◆ REQUIREMENTS: Return each line of the data below verbatim; pictures are to be left out.

◆ INPUT RECORDS:
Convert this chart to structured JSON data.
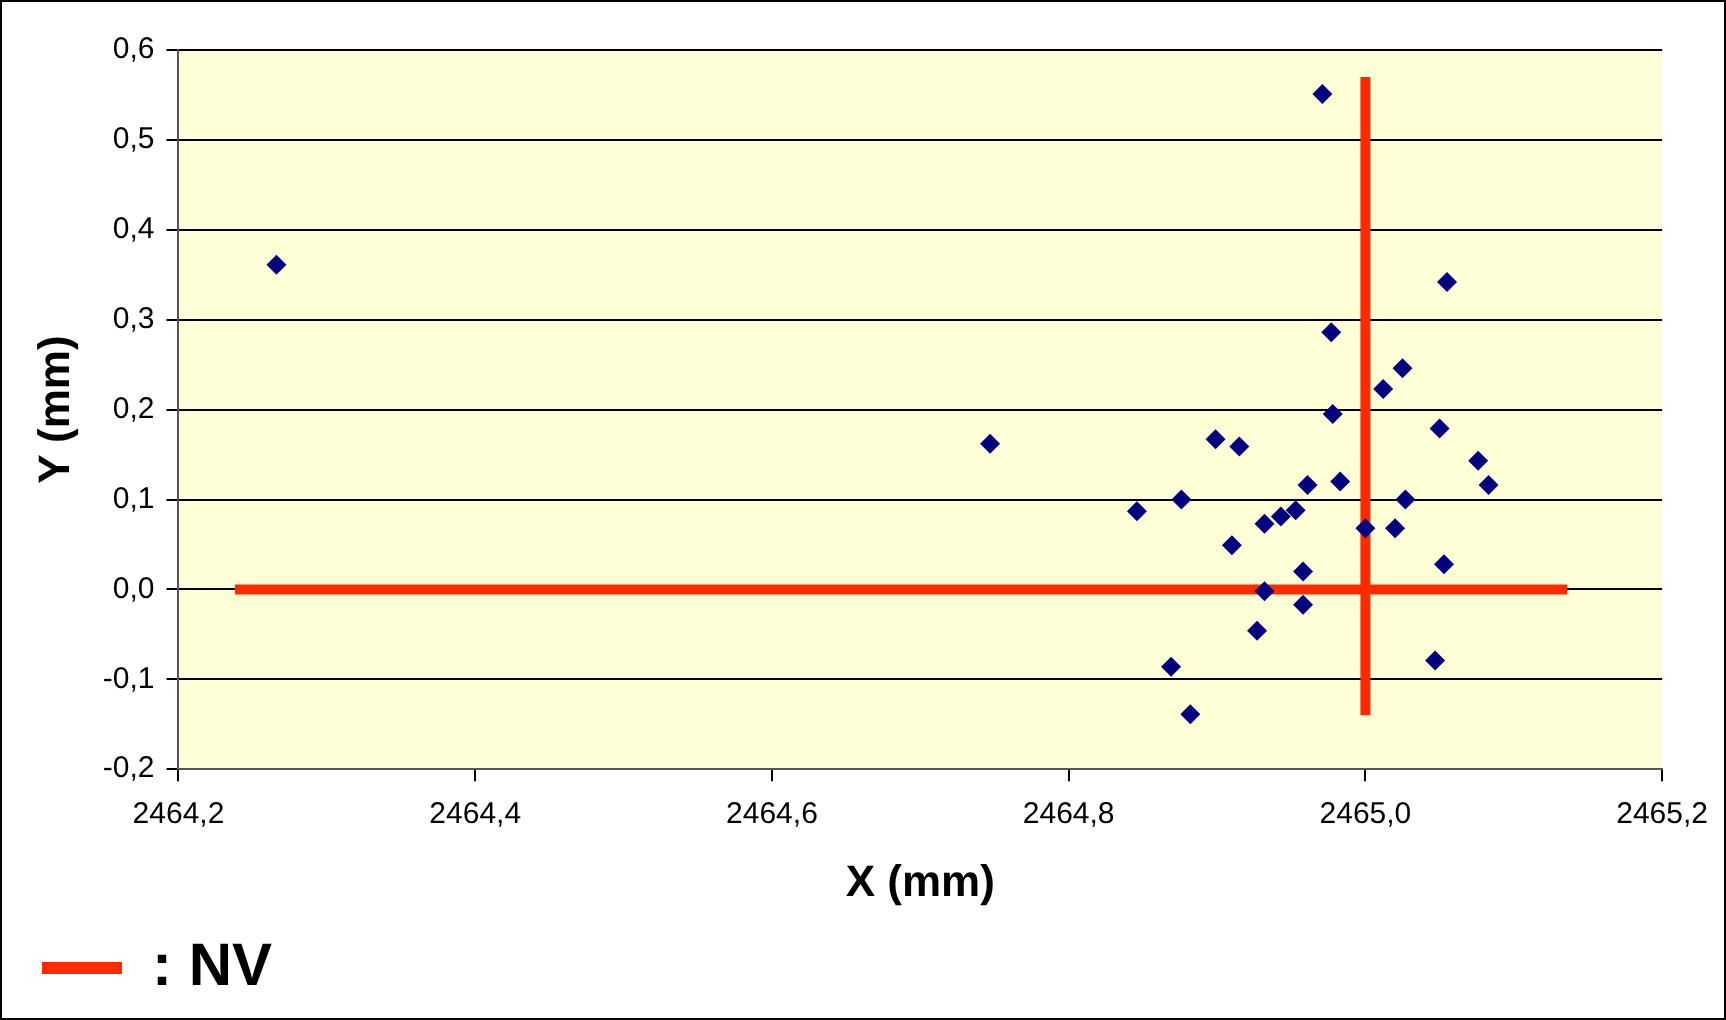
{
  "chart_data": {
    "type": "scatter",
    "xlabel": "X (mm)",
    "ylabel": "Y (mm)",
    "xlim": [
      2464.2,
      2465.2
    ],
    "ylim": [
      -0.2,
      0.6
    ],
    "xticks": [
      {
        "value": 2464.2,
        "label": "2464,2"
      },
      {
        "value": 2464.4,
        "label": "2464,4"
      },
      {
        "value": 2464.6,
        "label": "2464,6"
      },
      {
        "value": 2464.8,
        "label": "2464,8"
      },
      {
        "value": 2465.0,
        "label": "2465,0"
      },
      {
        "value": 2465.2,
        "label": "2465,2"
      }
    ],
    "yticks": [
      {
        "value": -0.2,
        "label": "-0,2"
      },
      {
        "value": -0.1,
        "label": "-0,1"
      },
      {
        "value": 0,
        "label": "0,0"
      },
      {
        "value": 0.1,
        "label": "0,1"
      },
      {
        "value": 0.2,
        "label": "0,2"
      },
      {
        "value": 0.3,
        "label": "0,3"
      },
      {
        "value": 0.4,
        "label": "0,4"
      },
      {
        "value": 0.5,
        "label": "0,5"
      },
      {
        "value": 0.6,
        "label": "0,6"
      }
    ],
    "grid": "y",
    "legend": "bottom left",
    "series": [
      {
        "marker": "diamond",
        "color": "#000080",
        "x": [
          2464.266,
          2464.747,
          2464.971,
          2465.055,
          2464.977,
          2465.025,
          2465.012,
          2464.978,
          2465.05,
          2464.899,
          2464.915,
          2465.076,
          2465.083,
          2464.961,
          2464.983,
          2464.846,
          2464.876,
          2465.027,
          2464.953,
          2464.943,
          2464.932,
          2465.0,
          2465.02,
          2464.91,
          2465.053,
          2464.958,
          2464.932,
          2464.958,
          2464.927,
          2464.869,
          2465.047,
          2464.882
        ],
        "values": [
          0.361,
          0.162,
          0.551,
          0.342,
          0.286,
          0.246,
          0.223,
          0.195,
          0.179,
          0.167,
          0.159,
          0.143,
          0.116,
          0.116,
          0.12,
          0.087,
          0.1,
          0.1,
          0.088,
          0.081,
          0.073,
          0.068,
          0.068,
          0.049,
          0.028,
          0.02,
          -0.002,
          -0.017,
          -0.046,
          -0.086,
          -0.079,
          -0.139
        ]
      },
      {
        "type": "line",
        "name": ": NV",
        "color": "#ff2a00",
        "x": [
          2464.238,
          2465.136
        ],
        "values": [
          0,
          0
        ]
      },
      {
        "type": "line",
        "color": "#ff2a00",
        "x": [
          2465.0,
          2465.0
        ],
        "values": [
          -0.14,
          0.57
        ]
      }
    ]
  }
}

◆ EXERCISE OUTPUT:
Convert this chart to structured JSON data.
{
  "chart_data": {
    "type": "scatter",
    "xlabel": "X (mm)",
    "ylabel": "Y (mm)",
    "xlim": [
      2464.2,
      2465.2
    ],
    "ylim": [
      -0.2,
      0.6
    ],
    "xticks": [
      {
        "value": 2464.2,
        "label": "2464,2"
      },
      {
        "value": 2464.4,
        "label": "2464,4"
      },
      {
        "value": 2464.6,
        "label": "2464,6"
      },
      {
        "value": 2464.8,
        "label": "2464,8"
      },
      {
        "value": 2465.0,
        "label": "2465,0"
      },
      {
        "value": 2465.2,
        "label": "2465,2"
      }
    ],
    "yticks": [
      {
        "value": -0.2,
        "label": "-0,2"
      },
      {
        "value": -0.1,
        "label": "-0,1"
      },
      {
        "value": 0,
        "label": "0,0"
      },
      {
        "value": 0.1,
        "label": "0,1"
      },
      {
        "value": 0.2,
        "label": "0,2"
      },
      {
        "value": 0.3,
        "label": "0,3"
      },
      {
        "value": 0.4,
        "label": "0,4"
      },
      {
        "value": 0.5,
        "label": "0,5"
      },
      {
        "value": 0.6,
        "label": "0,6"
      }
    ],
    "grid": "y",
    "legend": "bottom left",
    "series": [
      {
        "marker": "diamond",
        "color": "#000080",
        "x": [
          2464.266,
          2464.747,
          2464.971,
          2465.055,
          2464.977,
          2465.025,
          2465.012,
          2464.978,
          2465.05,
          2464.899,
          2464.915,
          2465.076,
          2465.083,
          2464.961,
          2464.983,
          2464.846,
          2464.876,
          2465.027,
          2464.953,
          2464.943,
          2464.932,
          2465.0,
          2465.02,
          2464.91,
          2465.053,
          2464.958,
          2464.932,
          2464.958,
          2464.927,
          2464.869,
          2465.047,
          2464.882
        ],
        "values": [
          0.361,
          0.162,
          0.551,
          0.342,
          0.286,
          0.246,
          0.223,
          0.195,
          0.179,
          0.167,
          0.159,
          0.143,
          0.116,
          0.116,
          0.12,
          0.087,
          0.1,
          0.1,
          0.088,
          0.081,
          0.073,
          0.068,
          0.068,
          0.049,
          0.028,
          0.02,
          -0.002,
          -0.017,
          -0.046,
          -0.086,
          -0.079,
          -0.139
        ]
      },
      {
        "type": "line",
        "name": ": NV",
        "color": "#ff2a00",
        "x": [
          2464.238,
          2465.136
        ],
        "values": [
          0,
          0
        ]
      },
      {
        "type": "line",
        "color": "#ff2a00",
        "x": [
          2465.0,
          2465.0
        ],
        "values": [
          -0.14,
          0.57
        ]
      }
    ]
  }
}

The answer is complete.